WHAT IS EXPECTED: Pull every "THEN" line out of the data below.

BEGIN DATA ENTRIES

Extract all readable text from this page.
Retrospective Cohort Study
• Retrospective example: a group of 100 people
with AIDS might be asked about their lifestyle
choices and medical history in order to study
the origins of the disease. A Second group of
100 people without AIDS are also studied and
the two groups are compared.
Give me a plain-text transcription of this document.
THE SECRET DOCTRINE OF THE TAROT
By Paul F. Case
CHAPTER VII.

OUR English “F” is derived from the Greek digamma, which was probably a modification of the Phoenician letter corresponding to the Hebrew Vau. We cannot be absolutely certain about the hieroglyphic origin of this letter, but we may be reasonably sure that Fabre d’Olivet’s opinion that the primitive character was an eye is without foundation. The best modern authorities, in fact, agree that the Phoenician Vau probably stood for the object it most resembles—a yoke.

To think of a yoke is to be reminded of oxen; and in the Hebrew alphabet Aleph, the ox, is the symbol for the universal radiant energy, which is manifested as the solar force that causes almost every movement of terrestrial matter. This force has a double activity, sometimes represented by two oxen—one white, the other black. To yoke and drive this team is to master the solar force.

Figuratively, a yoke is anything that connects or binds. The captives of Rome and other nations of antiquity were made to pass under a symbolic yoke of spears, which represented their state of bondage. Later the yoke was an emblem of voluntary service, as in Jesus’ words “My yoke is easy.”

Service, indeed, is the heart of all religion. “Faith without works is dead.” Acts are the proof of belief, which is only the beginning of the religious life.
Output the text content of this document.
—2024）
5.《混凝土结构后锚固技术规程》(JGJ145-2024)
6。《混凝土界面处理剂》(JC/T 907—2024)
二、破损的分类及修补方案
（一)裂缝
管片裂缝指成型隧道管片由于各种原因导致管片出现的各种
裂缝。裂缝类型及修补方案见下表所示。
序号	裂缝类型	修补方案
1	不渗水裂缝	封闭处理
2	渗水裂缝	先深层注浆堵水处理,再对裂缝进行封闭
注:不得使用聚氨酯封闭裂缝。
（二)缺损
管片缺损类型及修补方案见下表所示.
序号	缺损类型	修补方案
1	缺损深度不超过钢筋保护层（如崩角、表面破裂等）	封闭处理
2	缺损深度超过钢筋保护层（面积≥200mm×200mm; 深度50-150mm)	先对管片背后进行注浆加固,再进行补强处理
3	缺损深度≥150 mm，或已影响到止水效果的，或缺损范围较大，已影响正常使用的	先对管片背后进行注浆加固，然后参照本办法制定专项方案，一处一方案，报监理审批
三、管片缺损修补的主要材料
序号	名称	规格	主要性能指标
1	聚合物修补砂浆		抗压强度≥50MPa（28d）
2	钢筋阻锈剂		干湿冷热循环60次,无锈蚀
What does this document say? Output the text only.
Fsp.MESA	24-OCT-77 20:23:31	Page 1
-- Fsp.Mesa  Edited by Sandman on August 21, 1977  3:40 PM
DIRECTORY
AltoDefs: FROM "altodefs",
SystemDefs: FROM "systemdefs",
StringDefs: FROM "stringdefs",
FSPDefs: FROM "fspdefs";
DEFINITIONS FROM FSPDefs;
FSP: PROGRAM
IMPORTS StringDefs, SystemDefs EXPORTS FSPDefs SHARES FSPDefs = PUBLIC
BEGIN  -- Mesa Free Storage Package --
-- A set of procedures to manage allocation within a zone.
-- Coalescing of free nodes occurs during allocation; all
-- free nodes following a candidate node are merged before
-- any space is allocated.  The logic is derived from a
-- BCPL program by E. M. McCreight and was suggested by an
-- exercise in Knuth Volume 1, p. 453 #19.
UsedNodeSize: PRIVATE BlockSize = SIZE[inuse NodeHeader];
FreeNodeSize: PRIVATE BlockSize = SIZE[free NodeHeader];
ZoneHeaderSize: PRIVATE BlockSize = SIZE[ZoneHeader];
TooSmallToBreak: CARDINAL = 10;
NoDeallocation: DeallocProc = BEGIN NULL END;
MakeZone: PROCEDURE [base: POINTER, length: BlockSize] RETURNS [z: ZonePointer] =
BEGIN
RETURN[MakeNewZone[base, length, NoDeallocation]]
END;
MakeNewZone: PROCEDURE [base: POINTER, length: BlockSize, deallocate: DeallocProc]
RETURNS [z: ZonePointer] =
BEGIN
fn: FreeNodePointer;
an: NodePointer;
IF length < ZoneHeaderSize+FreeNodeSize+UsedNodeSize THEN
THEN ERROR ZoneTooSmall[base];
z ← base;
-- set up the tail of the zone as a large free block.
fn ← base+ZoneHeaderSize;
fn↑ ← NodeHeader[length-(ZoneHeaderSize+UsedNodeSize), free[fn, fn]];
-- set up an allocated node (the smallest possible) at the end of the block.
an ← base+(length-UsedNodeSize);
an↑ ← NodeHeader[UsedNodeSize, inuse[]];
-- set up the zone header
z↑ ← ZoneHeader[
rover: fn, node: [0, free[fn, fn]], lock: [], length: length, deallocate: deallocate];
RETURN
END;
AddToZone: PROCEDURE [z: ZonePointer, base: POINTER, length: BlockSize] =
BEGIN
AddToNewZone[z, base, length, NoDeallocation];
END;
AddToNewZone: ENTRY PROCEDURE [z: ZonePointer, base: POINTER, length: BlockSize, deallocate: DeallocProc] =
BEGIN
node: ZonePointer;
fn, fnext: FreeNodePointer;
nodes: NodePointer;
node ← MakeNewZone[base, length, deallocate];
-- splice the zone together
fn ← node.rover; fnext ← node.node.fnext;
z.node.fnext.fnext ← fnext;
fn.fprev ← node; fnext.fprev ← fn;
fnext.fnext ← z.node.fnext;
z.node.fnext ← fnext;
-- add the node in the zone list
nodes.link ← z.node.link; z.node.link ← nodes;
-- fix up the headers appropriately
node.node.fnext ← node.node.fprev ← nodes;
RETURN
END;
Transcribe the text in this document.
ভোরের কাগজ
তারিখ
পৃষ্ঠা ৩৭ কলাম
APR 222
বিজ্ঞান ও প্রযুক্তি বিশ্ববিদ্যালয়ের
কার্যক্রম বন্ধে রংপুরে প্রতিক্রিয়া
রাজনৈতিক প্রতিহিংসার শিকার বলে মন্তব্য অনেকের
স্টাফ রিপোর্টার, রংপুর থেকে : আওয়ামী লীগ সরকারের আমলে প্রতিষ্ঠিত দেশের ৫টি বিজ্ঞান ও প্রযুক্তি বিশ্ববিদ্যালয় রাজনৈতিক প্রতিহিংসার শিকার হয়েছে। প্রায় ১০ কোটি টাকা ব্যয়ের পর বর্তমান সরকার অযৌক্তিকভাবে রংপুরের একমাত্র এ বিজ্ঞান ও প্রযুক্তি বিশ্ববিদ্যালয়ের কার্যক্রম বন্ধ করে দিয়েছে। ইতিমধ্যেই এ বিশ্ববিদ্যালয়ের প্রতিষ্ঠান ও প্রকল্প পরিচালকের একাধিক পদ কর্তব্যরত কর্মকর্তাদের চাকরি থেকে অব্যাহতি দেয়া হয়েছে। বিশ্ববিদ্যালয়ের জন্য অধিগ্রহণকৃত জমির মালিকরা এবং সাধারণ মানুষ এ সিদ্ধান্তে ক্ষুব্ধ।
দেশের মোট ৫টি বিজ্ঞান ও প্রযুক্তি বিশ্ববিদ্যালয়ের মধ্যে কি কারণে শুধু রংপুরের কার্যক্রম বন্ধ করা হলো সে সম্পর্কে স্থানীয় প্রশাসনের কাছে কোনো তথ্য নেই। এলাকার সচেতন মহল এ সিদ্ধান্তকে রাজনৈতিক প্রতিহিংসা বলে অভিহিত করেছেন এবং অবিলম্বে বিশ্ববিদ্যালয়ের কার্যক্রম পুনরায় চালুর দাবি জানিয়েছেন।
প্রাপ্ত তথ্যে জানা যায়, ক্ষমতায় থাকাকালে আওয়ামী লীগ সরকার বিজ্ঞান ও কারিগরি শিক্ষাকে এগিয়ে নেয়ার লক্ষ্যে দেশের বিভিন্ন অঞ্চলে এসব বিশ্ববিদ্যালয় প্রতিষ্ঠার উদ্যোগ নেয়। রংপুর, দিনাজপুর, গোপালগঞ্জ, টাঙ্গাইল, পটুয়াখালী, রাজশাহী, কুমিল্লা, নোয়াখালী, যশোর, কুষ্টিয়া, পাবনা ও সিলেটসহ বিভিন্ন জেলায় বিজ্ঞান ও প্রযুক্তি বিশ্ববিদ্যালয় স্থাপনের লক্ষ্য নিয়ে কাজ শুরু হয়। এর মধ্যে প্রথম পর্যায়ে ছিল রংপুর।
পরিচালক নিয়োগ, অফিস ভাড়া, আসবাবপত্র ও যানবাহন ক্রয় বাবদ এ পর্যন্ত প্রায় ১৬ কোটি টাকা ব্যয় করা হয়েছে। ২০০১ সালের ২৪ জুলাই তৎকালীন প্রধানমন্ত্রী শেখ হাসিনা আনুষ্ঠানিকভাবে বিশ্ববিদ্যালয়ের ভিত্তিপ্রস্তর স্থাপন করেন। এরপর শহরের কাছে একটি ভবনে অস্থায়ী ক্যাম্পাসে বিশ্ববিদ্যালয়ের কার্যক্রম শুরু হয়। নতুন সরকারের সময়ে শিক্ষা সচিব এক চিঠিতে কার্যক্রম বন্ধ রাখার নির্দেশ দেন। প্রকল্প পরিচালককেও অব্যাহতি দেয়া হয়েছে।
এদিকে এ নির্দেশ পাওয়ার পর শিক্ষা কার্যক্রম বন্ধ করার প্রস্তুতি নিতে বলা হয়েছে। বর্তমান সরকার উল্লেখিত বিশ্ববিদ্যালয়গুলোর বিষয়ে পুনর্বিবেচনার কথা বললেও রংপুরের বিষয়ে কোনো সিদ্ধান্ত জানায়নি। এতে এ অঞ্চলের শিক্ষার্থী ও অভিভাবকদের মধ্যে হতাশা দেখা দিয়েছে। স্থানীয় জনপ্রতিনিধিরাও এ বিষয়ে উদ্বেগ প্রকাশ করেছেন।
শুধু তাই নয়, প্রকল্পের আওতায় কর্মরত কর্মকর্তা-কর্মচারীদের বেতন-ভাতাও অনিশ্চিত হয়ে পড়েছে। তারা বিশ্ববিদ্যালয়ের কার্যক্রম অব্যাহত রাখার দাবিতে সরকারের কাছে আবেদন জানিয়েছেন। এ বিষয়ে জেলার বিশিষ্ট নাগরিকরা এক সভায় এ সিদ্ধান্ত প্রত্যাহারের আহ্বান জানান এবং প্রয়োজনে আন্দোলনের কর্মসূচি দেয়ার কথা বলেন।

END DATA ENTRIES

RESULT OF THIS TASK:
IF length < ZoneHeaderSize+FreeNodeSize+UsedNodeSize THEN
THEN ERROR ZoneTooSmall[base];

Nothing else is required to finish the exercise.